# AIM OF THE EXERCISE
Write down every entry below once more, exactly.

[Stored data entries]

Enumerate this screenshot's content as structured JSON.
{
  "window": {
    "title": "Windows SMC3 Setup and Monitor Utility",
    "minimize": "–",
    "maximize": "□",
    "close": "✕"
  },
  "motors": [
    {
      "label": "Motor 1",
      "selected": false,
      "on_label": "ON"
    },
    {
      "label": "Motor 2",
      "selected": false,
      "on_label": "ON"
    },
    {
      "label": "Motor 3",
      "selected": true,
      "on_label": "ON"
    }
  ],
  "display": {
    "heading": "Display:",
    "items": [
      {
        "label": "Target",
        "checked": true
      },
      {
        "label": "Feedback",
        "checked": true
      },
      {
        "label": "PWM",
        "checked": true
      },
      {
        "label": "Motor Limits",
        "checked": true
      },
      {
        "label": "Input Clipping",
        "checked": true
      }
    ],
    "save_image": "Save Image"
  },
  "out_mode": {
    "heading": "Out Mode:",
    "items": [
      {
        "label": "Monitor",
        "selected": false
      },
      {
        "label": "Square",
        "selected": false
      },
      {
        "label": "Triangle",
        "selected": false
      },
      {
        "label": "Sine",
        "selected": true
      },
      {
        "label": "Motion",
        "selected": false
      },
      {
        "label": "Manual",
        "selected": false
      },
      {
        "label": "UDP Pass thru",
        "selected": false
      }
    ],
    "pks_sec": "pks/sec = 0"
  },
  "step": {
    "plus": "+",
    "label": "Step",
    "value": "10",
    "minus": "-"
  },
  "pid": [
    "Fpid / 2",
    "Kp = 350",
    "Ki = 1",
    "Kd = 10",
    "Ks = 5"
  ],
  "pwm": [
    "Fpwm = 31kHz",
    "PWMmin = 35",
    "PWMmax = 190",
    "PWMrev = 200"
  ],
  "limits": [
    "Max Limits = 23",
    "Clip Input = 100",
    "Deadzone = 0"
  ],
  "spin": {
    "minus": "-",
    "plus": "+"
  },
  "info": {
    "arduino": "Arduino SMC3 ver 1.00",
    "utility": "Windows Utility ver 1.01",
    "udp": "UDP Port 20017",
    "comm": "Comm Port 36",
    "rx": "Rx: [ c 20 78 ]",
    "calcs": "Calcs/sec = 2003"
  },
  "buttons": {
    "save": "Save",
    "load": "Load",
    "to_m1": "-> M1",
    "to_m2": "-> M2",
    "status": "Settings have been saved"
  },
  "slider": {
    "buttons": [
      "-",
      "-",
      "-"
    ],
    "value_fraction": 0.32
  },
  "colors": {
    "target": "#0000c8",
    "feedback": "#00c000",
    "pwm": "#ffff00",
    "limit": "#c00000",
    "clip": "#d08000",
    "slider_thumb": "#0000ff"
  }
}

# WRITTEN SOLUTION
Enumerate this screenshot's content as structured JSON.
{
  "window": {
    "title": "Windows SMC3 Setup and Monitor Utility",
    "minimize": "–",
    "maximize": "□",
    "close": "✕"
  },
  "motors": [
    {
      "label": "Motor 1",
      "selected": false,
      "on_label": "ON"
    },
    {
      "label": "Motor 2",
      "selected": false,
      "on_label": "ON"
    },
    {
      "label": "Motor 3",
      "selected": true,
      "on_label": "ON"
    }
  ],
  "display": {
    "heading": "Display:",
    "items": [
      {
        "label": "Target",
        "checked": true
      },
      {
        "label": "Feedback",
        "checked": true
      },
      {
        "label": "PWM",
        "checked": true
      },
      {
        "label": "Motor Limits",
        "checked": true
      },
      {
        "label": "Input Clipping",
        "checked": true
      }
    ],
    "save_image": "Save Image"
  },
  "out_mode": {
    "heading": "Out Mode:",
    "items": [
      {
        "label": "Monitor",
        "selected": false
      },
      {
        "label": "Square",
        "selected": false
      },
      {
        "label": "Triangle",
        "selected": false
      },
      {
        "label": "Sine",
        "selected": true
      },
      {
        "label": "Motion",
        "selected": false
      },
      {
        "label": "Manual",
        "selected": false
      },
      {
        "label": "UDP Pass thru",
        "selected": false
      }
    ],
    "pks_sec": "pks/sec = 0"
  },
  "step": {
    "plus": "+",
    "label": "Step",
    "value": "10",
    "minus": "-"
  },
  "pid": [
    "Fpid / 2",
    "Kp = 350",
    "Ki = 1",
    "Kd = 10",
    "Ks = 5"
  ],
  "pwm": [
    "Fpwm = 31kHz",
    "PWMmin = 35",
    "PWMmax = 190",
    "PWMrev = 200"
  ],
  "limits": [
    "Max Limits = 23",
    "Clip Input = 100",
    "Deadzone = 0"
  ],
  "spin": {
    "minus": "-",
    "plus": "+"
  },
  "info": {
    "arduino": "Arduino SMC3 ver 1.00",
    "utility": "Windows Utility ver 1.01",
    "udp": "UDP Port 20017",
    "comm": "Comm Port 36",
    "rx": "Rx: [ c 20 78 ]",
    "calcs": "Calcs/sec = 2003"
  },
  "buttons": {
    "save": "Save",
    "load": "Load",
    "to_m1": "-> M1",
    "to_m2": "-> M2",
    "status": "Settings have been saved"
  },
  "slider": {
    "buttons": [
      "-",
      "-",
      "-"
    ],
    "value_fraction": 0.32
  },
  "colors": {
    "target": "#0000c8",
    "feedback": "#00c000",
    "pwm": "#ffff00",
    "limit": "#c00000",
    "clip": "#d08000",
    "slider_thumb": "#0000ff"
  }
}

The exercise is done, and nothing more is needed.